>> Begin

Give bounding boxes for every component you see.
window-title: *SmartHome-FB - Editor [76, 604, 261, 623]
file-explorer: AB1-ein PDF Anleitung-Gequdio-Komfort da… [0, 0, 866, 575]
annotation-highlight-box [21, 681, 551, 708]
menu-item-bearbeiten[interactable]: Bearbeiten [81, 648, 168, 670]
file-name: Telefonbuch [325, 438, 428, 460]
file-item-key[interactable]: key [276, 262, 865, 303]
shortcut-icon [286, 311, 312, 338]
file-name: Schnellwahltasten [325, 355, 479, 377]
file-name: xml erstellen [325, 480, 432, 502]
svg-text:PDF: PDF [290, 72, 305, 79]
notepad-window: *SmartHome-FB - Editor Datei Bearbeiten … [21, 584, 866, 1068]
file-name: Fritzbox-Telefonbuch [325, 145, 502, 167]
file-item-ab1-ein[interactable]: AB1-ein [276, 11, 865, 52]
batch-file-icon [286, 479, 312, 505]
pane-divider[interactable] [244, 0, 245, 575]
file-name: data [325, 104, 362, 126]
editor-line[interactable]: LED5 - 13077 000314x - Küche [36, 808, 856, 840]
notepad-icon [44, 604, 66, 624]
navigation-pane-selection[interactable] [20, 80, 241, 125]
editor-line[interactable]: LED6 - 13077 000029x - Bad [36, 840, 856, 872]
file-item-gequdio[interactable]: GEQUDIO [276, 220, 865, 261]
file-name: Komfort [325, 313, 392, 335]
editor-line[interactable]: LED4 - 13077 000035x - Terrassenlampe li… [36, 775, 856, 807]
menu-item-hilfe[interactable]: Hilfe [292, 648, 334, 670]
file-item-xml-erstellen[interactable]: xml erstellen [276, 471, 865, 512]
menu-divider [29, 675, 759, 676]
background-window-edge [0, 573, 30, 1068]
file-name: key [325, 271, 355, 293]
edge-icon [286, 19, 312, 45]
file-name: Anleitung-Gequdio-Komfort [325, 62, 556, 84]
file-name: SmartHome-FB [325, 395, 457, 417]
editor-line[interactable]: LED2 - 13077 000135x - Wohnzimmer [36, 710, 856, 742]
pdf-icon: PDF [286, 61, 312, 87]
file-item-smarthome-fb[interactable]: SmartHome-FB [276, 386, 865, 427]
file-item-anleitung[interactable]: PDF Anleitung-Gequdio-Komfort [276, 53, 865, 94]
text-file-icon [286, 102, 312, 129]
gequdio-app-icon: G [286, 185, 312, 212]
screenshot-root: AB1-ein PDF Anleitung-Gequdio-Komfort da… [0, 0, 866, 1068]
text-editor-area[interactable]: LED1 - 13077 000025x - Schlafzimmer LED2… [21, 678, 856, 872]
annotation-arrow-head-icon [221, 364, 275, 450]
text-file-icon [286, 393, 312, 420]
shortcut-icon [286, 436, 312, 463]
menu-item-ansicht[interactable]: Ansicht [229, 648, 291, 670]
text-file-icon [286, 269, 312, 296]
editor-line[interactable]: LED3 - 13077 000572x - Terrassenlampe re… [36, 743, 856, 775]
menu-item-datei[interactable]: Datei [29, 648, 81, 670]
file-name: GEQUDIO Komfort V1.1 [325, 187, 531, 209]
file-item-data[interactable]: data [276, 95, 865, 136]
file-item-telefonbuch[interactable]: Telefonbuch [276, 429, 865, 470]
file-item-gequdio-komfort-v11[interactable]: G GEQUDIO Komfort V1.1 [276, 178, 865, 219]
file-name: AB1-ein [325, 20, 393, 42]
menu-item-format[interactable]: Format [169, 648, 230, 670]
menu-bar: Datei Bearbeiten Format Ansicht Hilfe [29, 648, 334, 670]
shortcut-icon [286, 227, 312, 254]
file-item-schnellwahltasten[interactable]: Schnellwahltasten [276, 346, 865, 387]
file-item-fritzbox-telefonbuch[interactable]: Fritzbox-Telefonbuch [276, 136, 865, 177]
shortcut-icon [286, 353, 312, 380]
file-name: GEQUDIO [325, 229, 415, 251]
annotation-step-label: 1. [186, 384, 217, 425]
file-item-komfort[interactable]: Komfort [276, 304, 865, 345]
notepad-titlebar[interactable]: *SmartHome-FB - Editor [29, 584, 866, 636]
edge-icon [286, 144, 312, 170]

>> End

Please retype every row above, character for character, without changing any line.

- **FINAL RESULT**:
Give bounding boxes for every component you see.
window-title: *SmartHome-FB - Editor [76, 604, 261, 623]
file-explorer: AB1-ein PDF Anleitung-Gequdio-Komfort da… [0, 0, 866, 575]
annotation-highlight-box [21, 681, 551, 708]
menu-item-bearbeiten[interactable]: Bearbeiten [81, 648, 168, 670]
file-name: Telefonbuch [325, 438, 428, 460]
file-item-key[interactable]: key [276, 262, 865, 303]
shortcut-icon [286, 311, 312, 338]
file-name: Schnellwahltasten [325, 355, 479, 377]
file-name: xml erstellen [325, 480, 432, 502]
svg-text:PDF: PDF [290, 72, 305, 79]
notepad-window: *SmartHome-FB - Editor Datei Bearbeiten … [21, 584, 866, 1068]
file-name: Fritzbox-Telefonbuch [325, 145, 502, 167]
file-item-ab1-ein[interactable]: AB1-ein [276, 11, 865, 52]
batch-file-icon [286, 479, 312, 505]
pane-divider[interactable] [244, 0, 245, 575]
file-name: data [325, 104, 362, 126]
editor-line[interactable]: LED5 - 13077 000314x - Küche [36, 808, 856, 840]
notepad-icon [44, 604, 66, 624]
navigation-pane-selection[interactable] [20, 80, 241, 125]
editor-line[interactable]: LED6 - 13077 000029x - Bad [36, 840, 856, 872]
file-item-gequdio[interactable]: GEQUDIO [276, 220, 865, 261]
file-name: Komfort [325, 313, 392, 335]
editor-line[interactable]: LED4 - 13077 000035x - Terrassenlampe li… [36, 775, 856, 807]
menu-item-hilfe[interactable]: Hilfe [292, 648, 334, 670]
file-item-xml-erstellen[interactable]: xml erstellen [276, 471, 865, 512]
menu-divider [29, 675, 759, 676]
background-window-edge [0, 573, 30, 1068]
file-name: key [325, 271, 355, 293]
edge-icon [286, 19, 312, 45]
file-name: Anleitung-Gequdio-Komfort [325, 62, 556, 84]
file-name: SmartHome-FB [325, 395, 457, 417]
editor-line[interactable]: LED2 - 13077 000135x - Wohnzimmer [36, 710, 856, 742]
pdf-icon: PDF [286, 61, 312, 87]
file-item-smarthome-fb[interactable]: SmartHome-FB [276, 386, 865, 427]
file-item-anleitung[interactable]: PDF Anleitung-Gequdio-Komfort [276, 53, 865, 94]
text-file-icon [286, 102, 312, 129]
gequdio-app-icon: G [286, 185, 312, 212]
screenshot-root: AB1-ein PDF Anleitung-Gequdio-Komfort da… [0, 0, 866, 1068]
text-editor-area[interactable]: LED1 - 13077 000025x - Schlafzimmer LED2… [21, 678, 856, 872]
annotation-arrow-head-icon [221, 364, 275, 450]
text-file-icon [286, 393, 312, 420]
shortcut-icon [286, 436, 312, 463]
menu-item-ansicht[interactable]: Ansicht [229, 648, 291, 670]
text-file-icon [286, 269, 312, 296]
editor-line[interactable]: LED3 - 13077 000572x - Terrassenlampe re… [36, 743, 856, 775]
menu-item-datei[interactable]: Datei [29, 648, 81, 670]
file-name: GEQUDIO Komfort V1.1 [325, 187, 531, 209]
file-item-data[interactable]: data [276, 95, 865, 136]
file-item-telefonbuch[interactable]: Telefonbuch [276, 429, 865, 470]
file-item-gequdio-komfort-v11[interactable]: G GEQUDIO Komfort V1.1 [276, 178, 865, 219]
file-name: AB1-ein [325, 20, 393, 42]
menu-item-format[interactable]: Format [169, 648, 230, 670]
menu-bar: Datei Bearbeiten Format Ansicht Hilfe [29, 648, 334, 670]
shortcut-icon [286, 227, 312, 254]
file-item-schnellwahltasten[interactable]: Schnellwahltasten [276, 346, 865, 387]
file-item-fritzbox-telefonbuch[interactable]: Fritzbox-Telefonbuch [276, 136, 865, 177]
shortcut-icon [286, 353, 312, 380]
file-name: GEQUDIO [325, 229, 415, 251]
annotation-step-label: 1. [186, 384, 217, 425]
file-item-komfort[interactable]: Komfort [276, 304, 865, 345]
notepad-titlebar[interactable]: *SmartHome-FB - Editor [29, 584, 866, 636]
edge-icon [286, 144, 312, 170]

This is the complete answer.